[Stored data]

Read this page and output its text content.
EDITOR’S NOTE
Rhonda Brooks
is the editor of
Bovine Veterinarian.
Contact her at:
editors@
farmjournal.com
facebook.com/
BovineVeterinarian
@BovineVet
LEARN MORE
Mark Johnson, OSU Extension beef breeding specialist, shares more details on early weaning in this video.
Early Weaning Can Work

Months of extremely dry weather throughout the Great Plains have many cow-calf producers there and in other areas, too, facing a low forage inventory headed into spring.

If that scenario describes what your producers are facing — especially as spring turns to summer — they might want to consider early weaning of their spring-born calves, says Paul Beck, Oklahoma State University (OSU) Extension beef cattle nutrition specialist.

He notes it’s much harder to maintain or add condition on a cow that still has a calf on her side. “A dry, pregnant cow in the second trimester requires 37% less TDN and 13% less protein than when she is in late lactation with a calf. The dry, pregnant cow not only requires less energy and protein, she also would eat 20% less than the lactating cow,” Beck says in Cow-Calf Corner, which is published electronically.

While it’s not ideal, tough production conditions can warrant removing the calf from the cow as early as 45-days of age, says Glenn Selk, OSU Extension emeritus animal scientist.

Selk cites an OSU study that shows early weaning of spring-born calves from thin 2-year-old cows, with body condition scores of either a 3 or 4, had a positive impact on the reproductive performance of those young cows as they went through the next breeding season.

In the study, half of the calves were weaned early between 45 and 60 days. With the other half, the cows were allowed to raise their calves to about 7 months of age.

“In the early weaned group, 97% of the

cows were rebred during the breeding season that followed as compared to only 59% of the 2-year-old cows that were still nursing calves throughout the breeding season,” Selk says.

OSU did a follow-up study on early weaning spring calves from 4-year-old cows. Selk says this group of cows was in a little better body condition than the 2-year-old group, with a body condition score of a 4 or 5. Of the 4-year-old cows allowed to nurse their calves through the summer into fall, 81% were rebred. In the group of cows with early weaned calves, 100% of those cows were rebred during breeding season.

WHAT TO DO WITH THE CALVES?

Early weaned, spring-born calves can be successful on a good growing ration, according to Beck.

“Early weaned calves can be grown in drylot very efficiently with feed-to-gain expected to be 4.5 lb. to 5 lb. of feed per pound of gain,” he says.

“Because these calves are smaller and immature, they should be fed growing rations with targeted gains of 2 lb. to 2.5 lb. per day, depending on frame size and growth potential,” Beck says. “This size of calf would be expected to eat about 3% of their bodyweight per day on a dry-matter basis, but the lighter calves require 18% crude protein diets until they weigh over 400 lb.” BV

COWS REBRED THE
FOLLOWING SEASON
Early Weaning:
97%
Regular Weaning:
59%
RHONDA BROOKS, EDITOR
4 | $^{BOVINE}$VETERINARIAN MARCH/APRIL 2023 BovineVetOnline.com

**Exercise requirements**
Filter the data above down to lines with the word "days", and copy them.

**Solution for this task**
While it’s not ideal, tough production conditions can warrant removing the calf from the cow as early as 45-days of age, says Glenn Selk, OSU Extension emeritus animal scientist.
In the study, half of the calves were weaned early between 45 and 60 days. With the other half, the cows were allowed to raise their calves to about 7 months of age.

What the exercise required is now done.